Each record below is to be copied word for word, with pictures removed.

[Figure content listings]
★ ★ ★ ★

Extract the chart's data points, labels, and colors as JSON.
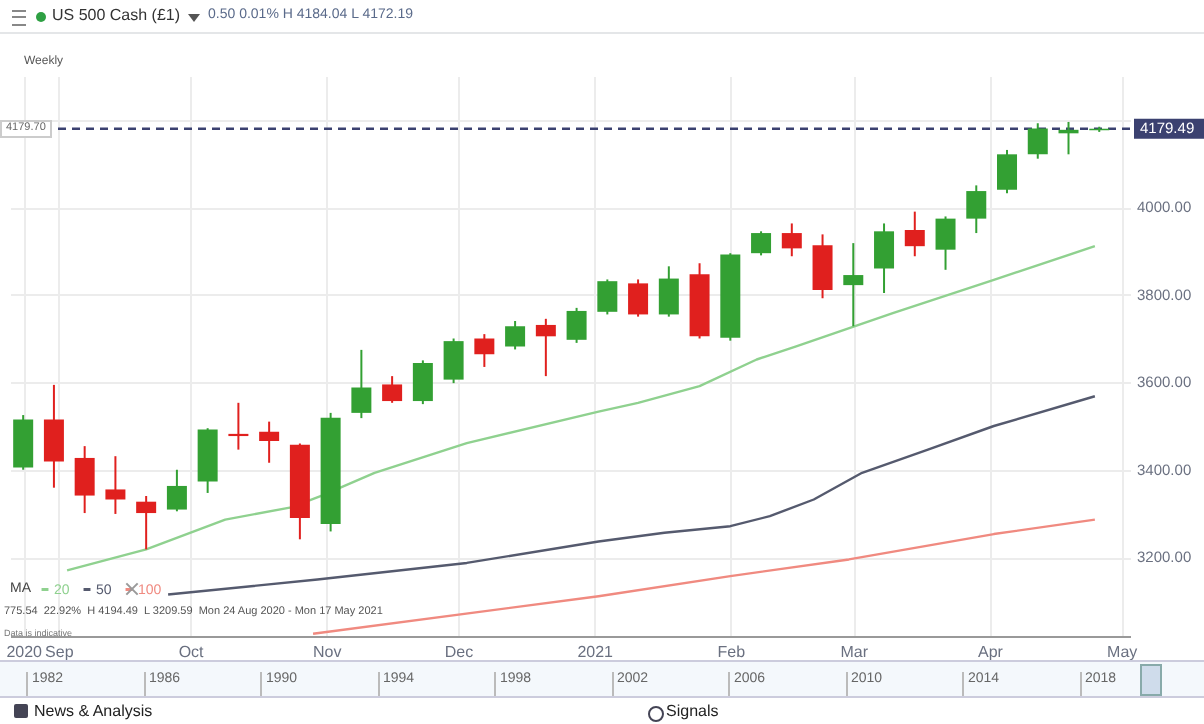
{
  "chart_data": {
    "type": "candlestick",
    "title": "US 500 Cash (£1)",
    "subtitle": "0.50 0.01% H 4184.04 L 4172.19",
    "x": [
      "2020-08-24",
      "2020-08-31",
      "2020-09-07",
      "2020-09-14",
      "2020-09-21",
      "2020-09-28",
      "2020-10-05",
      "2020-10-12",
      "2020-10-19",
      "2020-10-26",
      "2020-11-02",
      "2020-11-09",
      "2020-11-16",
      "2020-11-23",
      "2020-11-30",
      "2020-12-07",
      "2020-12-14",
      "2020-12-21",
      "2020-12-28",
      "2021-01-04",
      "2021-01-11",
      "2021-01-18",
      "2021-01-25",
      "2021-02-01",
      "2021-02-08",
      "2021-02-15",
      "2021-02-22",
      "2021-03-01",
      "2021-03-08",
      "2021-03-15",
      "2021-03-22",
      "2021-03-29",
      "2021-04-05",
      "2021-04-12",
      "2021-04-19",
      "2021-04-26"
    ],
    "ohlc": [
      [
        3405,
        3525,
        3400,
        3515
      ],
      [
        3515,
        3594,
        3359,
        3419
      ],
      [
        3427,
        3454,
        3301,
        3341
      ],
      [
        3355,
        3431,
        3299,
        3332
      ],
      [
        3327,
        3340,
        3218,
        3301
      ],
      [
        3309,
        3400,
        3305,
        3363
      ],
      [
        3373,
        3495,
        3347,
        3492
      ],
      [
        3482,
        3553,
        3446,
        3477
      ],
      [
        3487,
        3510,
        3416,
        3466
      ],
      [
        3457,
        3460,
        3241,
        3290
      ],
      [
        3276,
        3530,
        3259,
        3519
      ],
      [
        3530,
        3674,
        3518,
        3588
      ],
      [
        3595,
        3614,
        3553,
        3557
      ],
      [
        3557,
        3650,
        3550,
        3644
      ],
      [
        3606,
        3700,
        3598,
        3694
      ],
      [
        3700,
        3710,
        3635,
        3664
      ],
      [
        3682,
        3740,
        3675,
        3728
      ],
      [
        3731,
        3745,
        3614,
        3705
      ],
      [
        3697,
        3770,
        3690,
        3763
      ],
      [
        3761,
        3835,
        3755,
        3831
      ],
      [
        3826,
        3835,
        3750,
        3755
      ],
      [
        3755,
        3865,
        3750,
        3837
      ],
      [
        3847,
        3872,
        3700,
        3705
      ],
      [
        3702,
        3895,
        3695,
        3892
      ],
      [
        3895,
        3945,
        3890,
        3941
      ],
      [
        3941,
        3963,
        3888,
        3906
      ],
      [
        3913,
        3938,
        3792,
        3811
      ],
      [
        3822,
        3918,
        3728,
        3845
      ],
      [
        3860,
        3963,
        3804,
        3945
      ],
      [
        3948,
        3990,
        3888,
        3911
      ],
      [
        3903,
        3979,
        3857,
        3974
      ],
      [
        3974,
        4050,
        3941,
        4037
      ],
      [
        4040,
        4131,
        4032,
        4121
      ],
      [
        4121,
        4192,
        4111,
        4180
      ],
      [
        4169,
        4195,
        4121,
        4177
      ],
      [
        4176,
        4184.04,
        4172.19,
        4179.49
      ]
    ],
    "colors": [
      "#33a033",
      "#e0201e",
      "#e0201e",
      "#e0201e",
      "#e0201e",
      "#33a033",
      "#33a033",
      "#e0201e",
      "#e0201e",
      "#e0201e",
      "#33a033",
      "#33a033",
      "#e0201e",
      "#33a033",
      "#33a033",
      "#e0201e",
      "#33a033",
      "#e0201e",
      "#33a033",
      "#33a033",
      "#e0201e",
      "#33a033",
      "#e0201e",
      "#33a033",
      "#33a033",
      "#e0201e",
      "#e0201e",
      "#33a033",
      "#33a033",
      "#e0201e",
      "#33a033",
      "#33a033",
      "#33a033",
      "#33a033",
      "#33a033",
      "#33a033"
    ],
    "series": [
      {
        "type": "line",
        "name": "20",
        "color": "#8fd18f",
        "x": [
          "2020-09-03",
          "2020-09-21",
          "2020-10-09",
          "2020-10-24",
          "2020-10-31",
          "2020-11-12",
          "2020-12-03",
          "2021-01-02",
          "2021-01-11",
          "2021-01-25",
          "2021-02-07",
          "2021-02-16",
          "2021-03-10",
          "2021-04-02",
          "2021-04-25"
        ],
        "values": [
          3170,
          3218,
          3286,
          3314,
          3341,
          3393,
          3461,
          3533,
          3553,
          3591,
          3652,
          3682,
          3758,
          3834,
          3911
        ]
      },
      {
        "type": "line",
        "name": "50",
        "color": "#555a6e",
        "x": [
          "2020-09-26",
          "2020-10-30",
          "2020-12-03",
          "2021-01-02",
          "2021-01-17",
          "2021-02-01",
          "2021-02-10",
          "2021-02-20",
          "2021-03-03",
          "2021-03-18",
          "2021-04-02",
          "2021-04-25"
        ],
        "values": [
          3115,
          3149,
          3187,
          3236,
          3256,
          3271,
          3294,
          3332,
          3393,
          3446,
          3500,
          3568
        ]
      },
      {
        "type": "line",
        "name": "100",
        "color": "#f08a80",
        "x": [
          "2020-10-29",
          "2021-01-02",
          "2021-02-01",
          "2021-02-28",
          "2021-04-02",
          "2021-04-25"
        ],
        "values": [
          3025,
          3111,
          3157,
          3195,
          3253,
          3286
        ]
      }
    ],
    "legend": "bottom left",
    "legend_title": "MA",
    "line_style": "solid",
    "marker": "none",
    "xlim": [
      "2020-08-21",
      "2021-05-03"
    ],
    "xticks": [
      {
        "value": "2020-08-24",
        "label": "2020"
      },
      {
        "value": "2020-09-01",
        "label": "Sep"
      },
      {
        "value": "2020-10-01",
        "label": "Oct"
      },
      {
        "value": "2020-11-01",
        "label": "Nov"
      },
      {
        "value": "2020-12-01",
        "label": "Dec"
      },
      {
        "value": "2021-01-01",
        "label": "2021"
      },
      {
        "value": "2021-02-01",
        "label": "Feb"
      },
      {
        "value": "2021-03-01",
        "label": "Mar"
      },
      {
        "value": "2021-04-01",
        "label": "Apr"
      },
      {
        "value": "2021-05-01",
        "label": "May"
      }
    ],
    "ylim": [
      3020,
      4300
    ],
    "yticks": [
      {
        "value": 3200,
        "label": "3200.00"
      },
      {
        "value": 3400,
        "label": "3400.00"
      },
      {
        "value": 3600,
        "label": "3600.00"
      },
      {
        "value": 3800,
        "label": "3800.00"
      },
      {
        "value": 4000,
        "label": "4000.00"
      },
      {
        "value": 4200,
        "label": null
      }
    ],
    "grid": true,
    "ref_lines": [
      {
        "axis": "y",
        "value": 4179.49,
        "label": "4179.49",
        "color": "#3b4170",
        "line_style": "dashed"
      }
    ],
    "annotations": [
      "Weekly",
      "4179.70",
      "775.54  22.92%  H 4194.49  L 3209.59  Mon 24 Aug 2020 - Mon 17 May 2021",
      "Data is indicative",
      "1982",
      "1986",
      "1990",
      "1994",
      "1998",
      "2002",
      "2006",
      "2010",
      "2014",
      "2018",
      "News & Analysis",
      "Signals"
    ]
  }
}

★ ★ ★ ★

* _THE RESPONSE_:
Extract the chart's data points, labels, and colors as JSON.
{
  "chart_data": {
    "type": "candlestick",
    "title": "US 500 Cash (£1)",
    "subtitle": "0.50 0.01% H 4184.04 L 4172.19",
    "x": [
      "2020-08-24",
      "2020-08-31",
      "2020-09-07",
      "2020-09-14",
      "2020-09-21",
      "2020-09-28",
      "2020-10-05",
      "2020-10-12",
      "2020-10-19",
      "2020-10-26",
      "2020-11-02",
      "2020-11-09",
      "2020-11-16",
      "2020-11-23",
      "2020-11-30",
      "2020-12-07",
      "2020-12-14",
      "2020-12-21",
      "2020-12-28",
      "2021-01-04",
      "2021-01-11",
      "2021-01-18",
      "2021-01-25",
      "2021-02-01",
      "2021-02-08",
      "2021-02-15",
      "2021-02-22",
      "2021-03-01",
      "2021-03-08",
      "2021-03-15",
      "2021-03-22",
      "2021-03-29",
      "2021-04-05",
      "2021-04-12",
      "2021-04-19",
      "2021-04-26"
    ],
    "ohlc": [
      [
        3405,
        3525,
        3400,
        3515
      ],
      [
        3515,
        3594,
        3359,
        3419
      ],
      [
        3427,
        3454,
        3301,
        3341
      ],
      [
        3355,
        3431,
        3299,
        3332
      ],
      [
        3327,
        3340,
        3218,
        3301
      ],
      [
        3309,
        3400,
        3305,
        3363
      ],
      [
        3373,
        3495,
        3347,
        3492
      ],
      [
        3482,
        3553,
        3446,
        3477
      ],
      [
        3487,
        3510,
        3416,
        3466
      ],
      [
        3457,
        3460,
        3241,
        3290
      ],
      [
        3276,
        3530,
        3259,
        3519
      ],
      [
        3530,
        3674,
        3518,
        3588
      ],
      [
        3595,
        3614,
        3553,
        3557
      ],
      [
        3557,
        3650,
        3550,
        3644
      ],
      [
        3606,
        3700,
        3598,
        3694
      ],
      [
        3700,
        3710,
        3635,
        3664
      ],
      [
        3682,
        3740,
        3675,
        3728
      ],
      [
        3731,
        3745,
        3614,
        3705
      ],
      [
        3697,
        3770,
        3690,
        3763
      ],
      [
        3761,
        3835,
        3755,
        3831
      ],
      [
        3826,
        3835,
        3750,
        3755
      ],
      [
        3755,
        3865,
        3750,
        3837
      ],
      [
        3847,
        3872,
        3700,
        3705
      ],
      [
        3702,
        3895,
        3695,
        3892
      ],
      [
        3895,
        3945,
        3890,
        3941
      ],
      [
        3941,
        3963,
        3888,
        3906
      ],
      [
        3913,
        3938,
        3792,
        3811
      ],
      [
        3822,
        3918,
        3728,
        3845
      ],
      [
        3860,
        3963,
        3804,
        3945
      ],
      [
        3948,
        3990,
        3888,
        3911
      ],
      [
        3903,
        3979,
        3857,
        3974
      ],
      [
        3974,
        4050,
        3941,
        4037
      ],
      [
        4040,
        4131,
        4032,
        4121
      ],
      [
        4121,
        4192,
        4111,
        4180
      ],
      [
        4169,
        4195,
        4121,
        4177
      ],
      [
        4176,
        4184.04,
        4172.19,
        4179.49
      ]
    ],
    "colors": [
      "#33a033",
      "#e0201e",
      "#e0201e",
      "#e0201e",
      "#e0201e",
      "#33a033",
      "#33a033",
      "#e0201e",
      "#e0201e",
      "#e0201e",
      "#33a033",
      "#33a033",
      "#e0201e",
      "#33a033",
      "#33a033",
      "#e0201e",
      "#33a033",
      "#e0201e",
      "#33a033",
      "#33a033",
      "#e0201e",
      "#33a033",
      "#e0201e",
      "#33a033",
      "#33a033",
      "#e0201e",
      "#e0201e",
      "#33a033",
      "#33a033",
      "#e0201e",
      "#33a033",
      "#33a033",
      "#33a033",
      "#33a033",
      "#33a033",
      "#33a033"
    ],
    "series": [
      {
        "type": "line",
        "name": "20",
        "color": "#8fd18f",
        "x": [
          "2020-09-03",
          "2020-09-21",
          "2020-10-09",
          "2020-10-24",
          "2020-10-31",
          "2020-11-12",
          "2020-12-03",
          "2021-01-02",
          "2021-01-11",
          "2021-01-25",
          "2021-02-07",
          "2021-02-16",
          "2021-03-10",
          "2021-04-02",
          "2021-04-25"
        ],
        "values": [
          3170,
          3218,
          3286,
          3314,
          3341,
          3393,
          3461,
          3533,
          3553,
          3591,
          3652,
          3682,
          3758,
          3834,
          3911
        ]
      },
      {
        "type": "line",
        "name": "50",
        "color": "#555a6e",
        "x": [
          "2020-09-26",
          "2020-10-30",
          "2020-12-03",
          "2021-01-02",
          "2021-01-17",
          "2021-02-01",
          "2021-02-10",
          "2021-02-20",
          "2021-03-03",
          "2021-03-18",
          "2021-04-02",
          "2021-04-25"
        ],
        "values": [
          3115,
          3149,
          3187,
          3236,
          3256,
          3271,
          3294,
          3332,
          3393,
          3446,
          3500,
          3568
        ]
      },
      {
        "type": "line",
        "name": "100",
        "color": "#f08a80",
        "x": [
          "2020-10-29",
          "2021-01-02",
          "2021-02-01",
          "2021-02-28",
          "2021-04-02",
          "2021-04-25"
        ],
        "values": [
          3025,
          3111,
          3157,
          3195,
          3253,
          3286
        ]
      }
    ],
    "legend": "bottom left",
    "legend_title": "MA",
    "line_style": "solid",
    "marker": "none",
    "xlim": [
      "2020-08-21",
      "2021-05-03"
    ],
    "xticks": [
      {
        "value": "2020-08-24",
        "label": "2020"
      },
      {
        "value": "2020-09-01",
        "label": "Sep"
      },
      {
        "value": "2020-10-01",
        "label": "Oct"
      },
      {
        "value": "2020-11-01",
        "label": "Nov"
      },
      {
        "value": "2020-12-01",
        "label": "Dec"
      },
      {
        "value": "2021-01-01",
        "label": "2021"
      },
      {
        "value": "2021-02-01",
        "label": "Feb"
      },
      {
        "value": "2021-03-01",
        "label": "Mar"
      },
      {
        "value": "2021-04-01",
        "label": "Apr"
      },
      {
        "value": "2021-05-01",
        "label": "May"
      }
    ],
    "ylim": [
      3020,
      4300
    ],
    "yticks": [
      {
        "value": 3200,
        "label": "3200.00"
      },
      {
        "value": 3400,
        "label": "3400.00"
      },
      {
        "value": 3600,
        "label": "3600.00"
      },
      {
        "value": 3800,
        "label": "3800.00"
      },
      {
        "value": 4000,
        "label": "4000.00"
      },
      {
        "value": 4200,
        "label": null
      }
    ],
    "grid": true,
    "ref_lines": [
      {
        "axis": "y",
        "value": 4179.49,
        "label": "4179.49",
        "color": "#3b4170",
        "line_style": "dashed"
      }
    ],
    "annotations": [
      "Weekly",
      "4179.70",
      "775.54  22.92%  H 4194.49  L 3209.59  Mon 24 Aug 2020 - Mon 17 May 2021",
      "Data is indicative",
      "1982",
      "1986",
      "1990",
      "1994",
      "1998",
      "2002",
      "2006",
      "2010",
      "2014",
      "2018",
      "News & Analysis",
      "Signals"
    ]
  }
}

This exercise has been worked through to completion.